■ Job
Render every entry verbatim.

■ Dataset rows
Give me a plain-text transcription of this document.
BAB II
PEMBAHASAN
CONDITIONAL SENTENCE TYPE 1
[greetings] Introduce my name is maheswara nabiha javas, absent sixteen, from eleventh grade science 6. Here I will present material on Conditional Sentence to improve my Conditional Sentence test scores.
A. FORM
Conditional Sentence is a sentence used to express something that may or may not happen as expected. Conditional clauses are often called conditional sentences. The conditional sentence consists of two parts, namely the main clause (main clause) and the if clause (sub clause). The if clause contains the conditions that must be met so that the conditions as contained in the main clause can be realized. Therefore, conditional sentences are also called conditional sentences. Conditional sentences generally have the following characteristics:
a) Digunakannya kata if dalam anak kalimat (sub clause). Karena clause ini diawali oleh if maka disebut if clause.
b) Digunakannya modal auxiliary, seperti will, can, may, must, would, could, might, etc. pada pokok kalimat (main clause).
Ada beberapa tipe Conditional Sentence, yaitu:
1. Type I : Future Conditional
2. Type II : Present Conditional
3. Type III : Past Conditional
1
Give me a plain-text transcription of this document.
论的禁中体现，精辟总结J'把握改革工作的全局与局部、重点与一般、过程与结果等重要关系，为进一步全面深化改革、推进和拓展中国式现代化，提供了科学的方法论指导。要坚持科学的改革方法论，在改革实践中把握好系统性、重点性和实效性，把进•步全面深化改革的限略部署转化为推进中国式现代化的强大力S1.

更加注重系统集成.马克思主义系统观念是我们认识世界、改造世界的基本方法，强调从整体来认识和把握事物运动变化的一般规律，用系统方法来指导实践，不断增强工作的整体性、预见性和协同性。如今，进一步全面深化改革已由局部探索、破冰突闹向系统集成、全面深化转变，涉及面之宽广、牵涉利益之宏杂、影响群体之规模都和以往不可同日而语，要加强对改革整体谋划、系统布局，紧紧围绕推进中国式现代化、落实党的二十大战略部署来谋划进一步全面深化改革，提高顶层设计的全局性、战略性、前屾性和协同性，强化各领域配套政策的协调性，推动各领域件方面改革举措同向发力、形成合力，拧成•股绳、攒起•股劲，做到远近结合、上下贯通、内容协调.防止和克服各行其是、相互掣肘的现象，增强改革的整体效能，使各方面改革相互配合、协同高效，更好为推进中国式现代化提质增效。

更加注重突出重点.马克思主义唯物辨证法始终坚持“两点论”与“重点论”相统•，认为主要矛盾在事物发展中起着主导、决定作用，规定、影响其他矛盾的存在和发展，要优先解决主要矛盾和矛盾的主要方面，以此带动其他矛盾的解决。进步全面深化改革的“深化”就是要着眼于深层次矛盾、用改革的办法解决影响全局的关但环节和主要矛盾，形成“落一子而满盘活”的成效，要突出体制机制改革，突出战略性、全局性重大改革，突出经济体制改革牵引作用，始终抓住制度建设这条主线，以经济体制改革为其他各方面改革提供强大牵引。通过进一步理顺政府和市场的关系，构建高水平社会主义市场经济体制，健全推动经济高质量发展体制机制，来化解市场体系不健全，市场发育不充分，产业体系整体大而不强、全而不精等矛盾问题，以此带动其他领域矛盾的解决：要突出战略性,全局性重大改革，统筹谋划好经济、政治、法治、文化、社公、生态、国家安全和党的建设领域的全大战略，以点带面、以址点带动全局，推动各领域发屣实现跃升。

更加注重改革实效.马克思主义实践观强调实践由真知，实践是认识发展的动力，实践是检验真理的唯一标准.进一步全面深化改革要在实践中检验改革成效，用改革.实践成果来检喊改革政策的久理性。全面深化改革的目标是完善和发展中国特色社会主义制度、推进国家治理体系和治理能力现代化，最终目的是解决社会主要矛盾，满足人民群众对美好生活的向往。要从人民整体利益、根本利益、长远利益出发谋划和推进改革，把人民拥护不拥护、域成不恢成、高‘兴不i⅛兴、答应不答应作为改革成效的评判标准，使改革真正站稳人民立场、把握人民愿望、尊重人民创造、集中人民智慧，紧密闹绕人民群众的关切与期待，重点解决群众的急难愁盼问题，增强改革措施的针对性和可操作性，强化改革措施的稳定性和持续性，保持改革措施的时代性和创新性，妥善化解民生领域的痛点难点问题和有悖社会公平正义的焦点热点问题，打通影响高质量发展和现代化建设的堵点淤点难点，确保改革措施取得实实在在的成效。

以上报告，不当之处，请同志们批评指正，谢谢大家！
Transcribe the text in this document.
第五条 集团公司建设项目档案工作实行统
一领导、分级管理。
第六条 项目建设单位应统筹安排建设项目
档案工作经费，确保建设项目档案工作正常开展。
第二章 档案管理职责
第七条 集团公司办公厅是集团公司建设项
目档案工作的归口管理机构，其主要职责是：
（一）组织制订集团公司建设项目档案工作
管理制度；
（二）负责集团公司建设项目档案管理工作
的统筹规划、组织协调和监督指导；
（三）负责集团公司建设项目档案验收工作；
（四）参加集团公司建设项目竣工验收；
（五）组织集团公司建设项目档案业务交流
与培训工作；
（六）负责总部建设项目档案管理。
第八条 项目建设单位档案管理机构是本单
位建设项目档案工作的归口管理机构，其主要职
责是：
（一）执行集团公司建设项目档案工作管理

■ Full answer
Give me a plain-text transcription of this document.
BAB II
PEMBAHASAN
CONDITIONAL SENTENCE TYPE 1
[greetings] Introduce my name is maheswara nabiha javas, absent sixteen, from eleventh grade science 6. Here I will present material on Conditional Sentence to improve my Conditional Sentence test scores.
A. FORM
Conditional Sentence is a sentence used to express something that may or may not happen as expected. Conditional clauses are often called conditional sentences. The conditional sentence consists of two parts, namely the main clause (main clause) and the if clause (sub clause). The if clause contains the conditions that must be met so that the conditions as contained in the main clause can be realized. Therefore, conditional sentences are also called conditional sentences. Conditional sentences generally have the following characteristics:
a) Digunakannya kata if dalam anak kalimat (sub clause). Karena clause ini diawali oleh if maka disebut if clause.
b) Digunakannya modal auxiliary, seperti will, can, may, must, would, could, might, etc. pada pokok kalimat (main clause).
Ada beberapa tipe Conditional Sentence, yaitu:
1. Type I : Future Conditional
2. Type II : Present Conditional
3. Type III : Past Conditional
1
Give me a plain-text transcription of this document.
论的禁中体现，精辟总结J'把握改革工作的全局与局部、重点与一般、过程与结果等重要关系，为进一步全面深化改革、推进和拓展中国式现代化，提供了科学的方法论指导。要坚持科学的改革方法论，在改革实践中把握好系统性、重点性和实效性，把进•步全面深化改革的限略部署转化为推进中国式现代化的强大力S1.

更加注重系统集成.马克思主义系统观念是我们认识世界、改造世界的基本方法，强调从整体来认识和把握事物运动变化的一般规律，用系统方法来指导实践，不断增强工作的整体性、预见性和协同性。如今，进一步全面深化改革已由局部探索、破冰突闹向系统集成、全面深化转变，涉及面之宽广、牵涉利益之宏杂、影响群体之规模都和以往不可同日而语，要加强对改革整体谋划、系统布局，紧紧围绕推进中国式现代化、落实党的二十大战略部署来谋划进一步全面深化改革，提高顶层设计的全局性、战略性、前屾性和协同性，强化各领域配套政策的协调性，推动各领域件方面改革举措同向发力、形成合力，拧成•股绳、攒起•股劲，做到远近结合、上下贯通、内容协调.防止和克服各行其是、相互掣肘的现象，增强改革的整体效能，使各方面改革相互配合、协同高效，更好为推进中国式现代化提质增效。

更加注重突出重点.马克思主义唯物辨证法始终坚持“两点论”与“重点论”相统•，认为主要矛盾在事物发展中起着主导、决定作用，规定、影响其他矛盾的存在和发展，要优先解决主要矛盾和矛盾的主要方面，以此带动其他矛盾的解决。进步全面深化改革的“深化”就是要着眼于深层次矛盾、用改革的办法解决影响全局的关但环节和主要矛盾，形成“落一子而满盘活”的成效，要突出体制机制改革，突出战略性、全局性重大改革，突出经济体制改革牵引作用，始终抓住制度建设这条主线，以经济体制改革为其他各方面改革提供强大牵引。通过进一步理顺政府和市场的关系，构建高水平社会主义市场经济体制，健全推动经济高质量发展体制机制，来化解市场体系不健全，市场发育不充分，产业体系整体大而不强、全而不精等矛盾问题，以此带动其他领域矛盾的解决：要突出战略性,全局性重大改革，统筹谋划好经济、政治、法治、文化、社公、生态、国家安全和党的建设领域的全大战略，以点带面、以址点带动全局，推动各领域发屣实现跃升。

更加注重改革实效.马克思主义实践观强调实践由真知，实践是认识发展的动力，实践是检验真理的唯一标准.进一步全面深化改革要在实践中检验改革成效，用改革.实践成果来检喊改革政策的久理性。全面深化改革的目标是完善和发展中国特色社会主义制度、推进国家治理体系和治理能力现代化，最终目的是解决社会主要矛盾，满足人民群众对美好生活的向往。要从人民整体利益、根本利益、长远利益出发谋划和推进改革，把人民拥护不拥护、域成不恢成、高‘兴不i⅛兴、答应不答应作为改革成效的评判标准，使改革真正站稳人民立场、把握人民愿望、尊重人民创造、集中人民智慧，紧密闹绕人民群众的关切与期待，重点解决群众的急难愁盼问题，增强改革措施的针对性和可操作性，强化改革措施的稳定性和持续性，保持改革措施的时代性和创新性，妥善化解民生领域的痛点难点问题和有悖社会公平正义的焦点热点问题，打通影响高质量发展和现代化建设的堵点淤点难点，确保改革措施取得实实在在的成效。

以上报告，不当之处，请同志们批评指正，谢谢大家！
Transcribe the text in this document.
第五条 集团公司建设项目档案工作实行统
一领导、分级管理。
第六条 项目建设单位应统筹安排建设项目
档案工作经费，确保建设项目档案工作正常开展。
第二章 档案管理职责
第七条 集团公司办公厅是集团公司建设项
目档案工作的归口管理机构，其主要职责是：
（一）组织制订集团公司建设项目档案工作
管理制度；
（二）负责集团公司建设项目档案管理工作
的统筹规划、组织协调和监督指导；
（三）负责集团公司建设项目档案验收工作；
（四）参加集团公司建设项目竣工验收；
（五）组织集团公司建设项目档案业务交流
与培训工作；
（六）负责总部建设项目档案管理。
第八条 项目建设单位档案管理机构是本单
位建设项目档案工作的归口管理机构，其主要职
责是：
（一）执行集团公司建设项目档案工作管理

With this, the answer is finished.